- Aim of the task -
Set down the material below in full, matching it exactly.

A run of records:
<<<<

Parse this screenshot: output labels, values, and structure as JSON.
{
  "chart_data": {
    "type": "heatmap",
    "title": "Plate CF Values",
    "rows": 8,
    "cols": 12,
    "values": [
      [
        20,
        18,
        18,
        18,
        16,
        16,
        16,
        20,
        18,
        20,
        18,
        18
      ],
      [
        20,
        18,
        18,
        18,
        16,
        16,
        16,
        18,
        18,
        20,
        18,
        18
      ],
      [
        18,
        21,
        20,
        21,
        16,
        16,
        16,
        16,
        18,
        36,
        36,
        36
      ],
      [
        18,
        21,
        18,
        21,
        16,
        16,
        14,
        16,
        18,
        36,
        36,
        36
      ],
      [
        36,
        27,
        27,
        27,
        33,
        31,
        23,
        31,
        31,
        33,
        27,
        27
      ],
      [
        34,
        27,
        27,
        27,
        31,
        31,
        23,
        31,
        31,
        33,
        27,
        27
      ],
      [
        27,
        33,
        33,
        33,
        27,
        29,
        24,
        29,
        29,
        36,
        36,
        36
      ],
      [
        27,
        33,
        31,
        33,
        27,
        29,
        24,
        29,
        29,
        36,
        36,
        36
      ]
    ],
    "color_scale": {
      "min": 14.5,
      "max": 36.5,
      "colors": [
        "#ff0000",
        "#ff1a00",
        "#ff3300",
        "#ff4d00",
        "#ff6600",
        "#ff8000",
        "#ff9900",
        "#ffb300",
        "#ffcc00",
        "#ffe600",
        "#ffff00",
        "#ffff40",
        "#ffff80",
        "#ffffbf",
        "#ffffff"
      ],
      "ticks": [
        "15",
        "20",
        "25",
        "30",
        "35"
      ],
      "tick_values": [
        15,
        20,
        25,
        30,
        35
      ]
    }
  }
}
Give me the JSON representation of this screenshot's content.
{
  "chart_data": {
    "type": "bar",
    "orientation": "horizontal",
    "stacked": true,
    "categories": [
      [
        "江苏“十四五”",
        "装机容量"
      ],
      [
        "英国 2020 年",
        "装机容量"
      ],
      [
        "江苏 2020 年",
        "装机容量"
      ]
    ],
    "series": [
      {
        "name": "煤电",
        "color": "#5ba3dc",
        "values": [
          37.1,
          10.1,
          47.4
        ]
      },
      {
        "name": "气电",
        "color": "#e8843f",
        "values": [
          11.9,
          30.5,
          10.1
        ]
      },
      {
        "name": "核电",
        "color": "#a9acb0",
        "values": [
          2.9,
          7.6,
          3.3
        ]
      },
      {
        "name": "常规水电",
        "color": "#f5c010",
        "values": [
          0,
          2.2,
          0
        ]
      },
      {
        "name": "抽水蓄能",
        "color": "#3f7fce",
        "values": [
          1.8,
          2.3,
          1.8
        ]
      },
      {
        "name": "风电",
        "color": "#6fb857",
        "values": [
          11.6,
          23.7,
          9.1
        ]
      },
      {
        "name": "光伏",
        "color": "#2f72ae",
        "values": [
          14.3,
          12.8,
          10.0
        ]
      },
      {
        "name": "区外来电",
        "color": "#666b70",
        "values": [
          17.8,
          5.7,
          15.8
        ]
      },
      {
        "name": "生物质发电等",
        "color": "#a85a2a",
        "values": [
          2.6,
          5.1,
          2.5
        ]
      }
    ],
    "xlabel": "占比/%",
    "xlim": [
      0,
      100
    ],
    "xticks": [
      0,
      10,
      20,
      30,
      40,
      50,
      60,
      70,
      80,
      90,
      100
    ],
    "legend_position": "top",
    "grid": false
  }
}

>>>>

- Answer -
Parse this screenshot: output labels, values, and structure as JSON.
{
  "chart_data": {
    "type": "heatmap",
    "title": "Plate CF Values",
    "rows": 8,
    "cols": 12,
    "values": [
      [
        20,
        18,
        18,
        18,
        16,
        16,
        16,
        20,
        18,
        20,
        18,
        18
      ],
      [
        20,
        18,
        18,
        18,
        16,
        16,
        16,
        18,
        18,
        20,
        18,
        18
      ],
      [
        18,
        21,
        20,
        21,
        16,
        16,
        16,
        16,
        18,
        36,
        36,
        36
      ],
      [
        18,
        21,
        18,
        21,
        16,
        16,
        14,
        16,
        18,
        36,
        36,
        36
      ],
      [
        36,
        27,
        27,
        27,
        33,
        31,
        23,
        31,
        31,
        33,
        27,
        27
      ],
      [
        34,
        27,
        27,
        27,
        31,
        31,
        23,
        31,
        31,
        33,
        27,
        27
      ],
      [
        27,
        33,
        33,
        33,
        27,
        29,
        24,
        29,
        29,
        36,
        36,
        36
      ],
      [
        27,
        33,
        31,
        33,
        27,
        29,
        24,
        29,
        29,
        36,
        36,
        36
      ]
    ],
    "color_scale": {
      "min": 14.5,
      "max": 36.5,
      "colors": [
        "#ff0000",
        "#ff1a00",
        "#ff3300",
        "#ff4d00",
        "#ff6600",
        "#ff8000",
        "#ff9900",
        "#ffb300",
        "#ffcc00",
        "#ffe600",
        "#ffff00",
        "#ffff40",
        "#ffff80",
        "#ffffbf",
        "#ffffff"
      ],
      "ticks": [
        "15",
        "20",
        "25",
        "30",
        "35"
      ],
      "tick_values": [
        15,
        20,
        25,
        30,
        35
      ]
    }
  }
}
Give me the JSON representation of this screenshot's content.
{
  "chart_data": {
    "type": "bar",
    "orientation": "horizontal",
    "stacked": true,
    "categories": [
      [
        "江苏“十四五”",
        "装机容量"
      ],
      [
        "英国 2020 年",
        "装机容量"
      ],
      [
        "江苏 2020 年",
        "装机容量"
      ]
    ],
    "series": [
      {
        "name": "煤电",
        "color": "#5ba3dc",
        "values": [
          37.1,
          10.1,
          47.4
        ]
      },
      {
        "name": "气电",
        "color": "#e8843f",
        "values": [
          11.9,
          30.5,
          10.1
        ]
      },
      {
        "name": "核电",
        "color": "#a9acb0",
        "values": [
          2.9,
          7.6,
          3.3
        ]
      },
      {
        "name": "常规水电",
        "color": "#f5c010",
        "values": [
          0,
          2.2,
          0
        ]
      },
      {
        "name": "抽水蓄能",
        "color": "#3f7fce",
        "values": [
          1.8,
          2.3,
          1.8
        ]
      },
      {
        "name": "风电",
        "color": "#6fb857",
        "values": [
          11.6,
          23.7,
          9.1
        ]
      },
      {
        "name": "光伏",
        "color": "#2f72ae",
        "values": [
          14.3,
          12.8,
          10.0
        ]
      },
      {
        "name": "区外来电",
        "color": "#666b70",
        "values": [
          17.8,
          5.7,
          15.8
        ]
      },
      {
        "name": "生物质发电等",
        "color": "#a85a2a",
        "values": [
          2.6,
          5.1,
          2.5
        ]
      }
    ],
    "xlabel": "占比/%",
    "xlim": [
      0,
      100
    ],
    "xticks": [
      0,
      10,
      20,
      30,
      40,
      50,
      60,
      70,
      80,
      90,
      100
    ],
    "legend_position": "top",
    "grid": false
  }
}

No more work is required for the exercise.